*** Begin section ***
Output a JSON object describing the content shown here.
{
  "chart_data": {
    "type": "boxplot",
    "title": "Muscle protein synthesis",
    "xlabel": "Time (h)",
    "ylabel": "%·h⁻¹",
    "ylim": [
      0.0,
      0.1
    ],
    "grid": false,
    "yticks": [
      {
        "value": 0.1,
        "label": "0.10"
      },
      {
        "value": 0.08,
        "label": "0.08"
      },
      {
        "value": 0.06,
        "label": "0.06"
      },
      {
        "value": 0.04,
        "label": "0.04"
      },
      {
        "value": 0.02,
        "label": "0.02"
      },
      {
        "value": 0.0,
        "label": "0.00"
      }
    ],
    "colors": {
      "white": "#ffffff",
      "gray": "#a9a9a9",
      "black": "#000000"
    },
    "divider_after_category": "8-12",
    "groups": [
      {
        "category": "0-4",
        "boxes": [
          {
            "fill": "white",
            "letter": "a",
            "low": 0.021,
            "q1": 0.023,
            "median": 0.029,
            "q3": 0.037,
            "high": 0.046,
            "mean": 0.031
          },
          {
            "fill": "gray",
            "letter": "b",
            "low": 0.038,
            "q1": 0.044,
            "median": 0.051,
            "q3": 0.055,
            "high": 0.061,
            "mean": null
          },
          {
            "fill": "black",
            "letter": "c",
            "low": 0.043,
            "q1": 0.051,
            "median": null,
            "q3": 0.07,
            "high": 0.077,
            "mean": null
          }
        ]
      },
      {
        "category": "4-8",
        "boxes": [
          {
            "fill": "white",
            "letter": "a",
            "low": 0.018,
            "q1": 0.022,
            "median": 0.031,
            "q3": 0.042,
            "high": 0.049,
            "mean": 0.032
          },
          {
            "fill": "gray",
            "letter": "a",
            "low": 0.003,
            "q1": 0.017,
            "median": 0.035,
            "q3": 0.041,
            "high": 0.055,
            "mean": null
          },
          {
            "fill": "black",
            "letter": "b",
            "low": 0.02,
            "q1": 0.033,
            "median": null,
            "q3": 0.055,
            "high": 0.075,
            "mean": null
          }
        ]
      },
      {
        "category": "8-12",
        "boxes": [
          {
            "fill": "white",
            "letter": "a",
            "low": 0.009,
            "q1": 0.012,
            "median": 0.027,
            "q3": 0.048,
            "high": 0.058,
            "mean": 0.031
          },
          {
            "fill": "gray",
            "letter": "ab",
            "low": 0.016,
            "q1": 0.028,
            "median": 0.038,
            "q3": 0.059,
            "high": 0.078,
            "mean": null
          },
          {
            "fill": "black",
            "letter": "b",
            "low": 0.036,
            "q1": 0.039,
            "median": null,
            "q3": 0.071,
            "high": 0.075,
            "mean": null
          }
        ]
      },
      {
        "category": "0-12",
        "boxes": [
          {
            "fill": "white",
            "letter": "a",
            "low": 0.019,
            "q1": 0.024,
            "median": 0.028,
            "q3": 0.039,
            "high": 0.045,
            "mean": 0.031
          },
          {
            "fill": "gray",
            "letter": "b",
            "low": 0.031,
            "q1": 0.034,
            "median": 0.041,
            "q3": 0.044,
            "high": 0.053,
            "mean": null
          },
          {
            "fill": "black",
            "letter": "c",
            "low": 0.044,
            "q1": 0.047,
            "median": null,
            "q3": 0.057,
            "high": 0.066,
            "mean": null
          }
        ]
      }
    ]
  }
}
*** End section ***
Aim of the task:
Make sure that every entry above is copied out exactly as it stands.

Response to this exercise:
Output a JSON object describing the content shown here.
{
  "chart_data": {
    "type": "boxplot",
    "title": "Muscle protein synthesis",
    "xlabel": "Time (h)",
    "ylabel": "%·h⁻¹",
    "ylim": [
      0.0,
      0.1
    ],
    "grid": false,
    "yticks": [
      {
        "value": 0.1,
        "label": "0.10"
      },
      {
        "value": 0.08,
        "label": "0.08"
      },
      {
        "value": 0.06,
        "label": "0.06"
      },
      {
        "value": 0.04,
        "label": "0.04"
      },
      {
        "value": 0.02,
        "label": "0.02"
      },
      {
        "value": 0.0,
        "label": "0.00"
      }
    ],
    "colors": {
      "white": "#ffffff",
      "gray": "#a9a9a9",
      "black": "#000000"
    },
    "divider_after_category": "8-12",
    "groups": [
      {
        "category": "0-4",
        "boxes": [
          {
            "fill": "white",
            "letter": "a",
            "low": 0.021,
            "q1": 0.023,
            "median": 0.029,
            "q3": 0.037,
            "high": 0.046,
            "mean": 0.031
          },
          {
            "fill": "gray",
            "letter": "b",
            "low": 0.038,
            "q1": 0.044,
            "median": 0.051,
            "q3": 0.055,
            "high": 0.061,
            "mean": null
          },
          {
            "fill": "black",
            "letter": "c",
            "low": 0.043,
            "q1": 0.051,
            "median": null,
            "q3": 0.07,
            "high": 0.077,
            "mean": null
          }
        ]
      },
      {
        "category": "4-8",
        "boxes": [
          {
            "fill": "white",
            "letter": "a",
            "low": 0.018,
            "q1": 0.022,
            "median": 0.031,
            "q3": 0.042,
            "high": 0.049,
            "mean": 0.032
          },
          {
            "fill": "gray",
            "letter": "a",
            "low": 0.003,
            "q1": 0.017,
            "median": 0.035,
            "q3": 0.041,
            "high": 0.055,
            "mean": null
          },
          {
            "fill": "black",
            "letter": "b",
            "low": 0.02,
            "q1": 0.033,
            "median": null,
            "q3": 0.055,
            "high": 0.075,
            "mean": null
          }
        ]
      },
      {
        "category": "8-12",
        "boxes": [
          {
            "fill": "white",
            "letter": "a",
            "low": 0.009,
            "q1": 0.012,
            "median": 0.027,
            "q3": 0.048,
            "high": 0.058,
            "mean": 0.031
          },
          {
            "fill": "gray",
            "letter": "ab",
            "low": 0.016,
            "q1": 0.028,
            "median": 0.038,
            "q3": 0.059,
            "high": 0.078,
            "mean": null
          },
          {
            "fill": "black",
            "letter": "b",
            "low": 0.036,
            "q1": 0.039,
            "median": null,
            "q3": 0.071,
            "high": 0.075,
            "mean": null
          }
        ]
      },
      {
        "category": "0-12",
        "boxes": [
          {
            "fill": "white",
            "letter": "a",
            "low": 0.019,
            "q1": 0.024,
            "median": 0.028,
            "q3": 0.039,
            "high": 0.045,
            "mean": 0.031
          },
          {
            "fill": "gray",
            "letter": "b",
            "low": 0.031,
            "q1": 0.034,
            "median": 0.041,
            "q3": 0.044,
            "high": 0.053,
            "mean": null
          },
          {
            "fill": "black",
            "letter": "c",
            "low": 0.044,
            "q1": 0.047,
            "median": null,
            "q3": 0.057,
            "high": 0.066,
            "mean": null
          }
        ]
      }
    ]
  }
}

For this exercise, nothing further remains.